— Start of RECORDS PROVIDED —

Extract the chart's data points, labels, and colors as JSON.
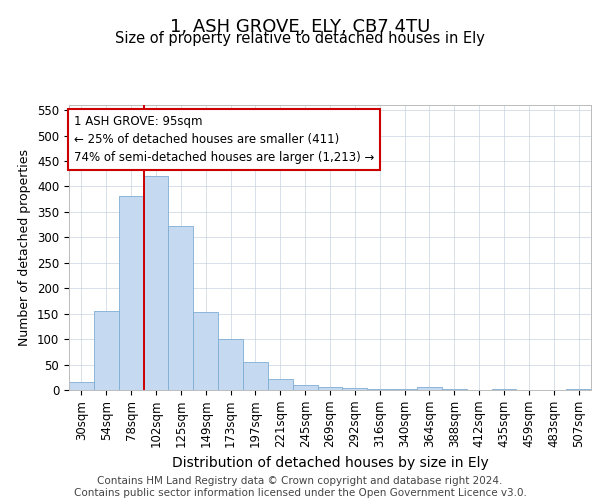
{
  "title": "1, ASH GROVE, ELY, CB7 4TU",
  "subtitle": "Size of property relative to detached houses in Ely",
  "xlabel": "Distribution of detached houses by size in Ely",
  "ylabel": "Number of detached properties",
  "categories": [
    "30sqm",
    "54sqm",
    "78sqm",
    "102sqm",
    "125sqm",
    "149sqm",
    "173sqm",
    "197sqm",
    "221sqm",
    "245sqm",
    "269sqm",
    "292sqm",
    "316sqm",
    "340sqm",
    "364sqm",
    "388sqm",
    "412sqm",
    "435sqm",
    "459sqm",
    "483sqm",
    "507sqm"
  ],
  "values": [
    15,
    155,
    382,
    420,
    322,
    153,
    100,
    55,
    21,
    10,
    5,
    3,
    2,
    2,
    5,
    2,
    0,
    2,
    0,
    0,
    2
  ],
  "bar_color": "#c5d9f0",
  "bar_edge_color": "#7eadd4",
  "vline_color": "#cc0000",
  "vline_x_index": 3,
  "annotation_line1": "1 ASH GROVE: 95sqm",
  "annotation_line2": "← 25% of detached houses are smaller (411)",
  "annotation_line3": "74% of semi-detached houses are larger (1,213) →",
  "annotation_box_facecolor": "#ffffff",
  "annotation_box_edgecolor": "#cc0000",
  "ylim": [
    0,
    560
  ],
  "yticks": [
    0,
    50,
    100,
    150,
    200,
    250,
    300,
    350,
    400,
    450,
    500,
    550
  ],
  "footer_text": "Contains HM Land Registry data © Crown copyright and database right 2024.\nContains public sector information licensed under the Open Government Licence v3.0.",
  "bg_color": "#ffffff",
  "grid_color": "#c8d4e0",
  "title_fontsize": 13,
  "subtitle_fontsize": 10.5,
  "tick_fontsize": 8.5,
  "ylabel_fontsize": 9,
  "xlabel_fontsize": 10,
  "annotation_fontsize": 8.5,
  "footer_fontsize": 7.5
}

— End of RECORDS PROVIDED —

(SHORT EXERCISE) Report every line in the data above in which the word "houses" appears.

(SOLUTION FOR THIS EXERCISE)
  "subtitle": "Size of property relative to detached houses in Ely",
  "xlabel": "Distribution of detached houses by size in Ely",
  "annotation_line2": "← 25% of detached houses are smaller (411)",
  "annotation_line3": "74% of semi-detached houses are larger (1,213) →",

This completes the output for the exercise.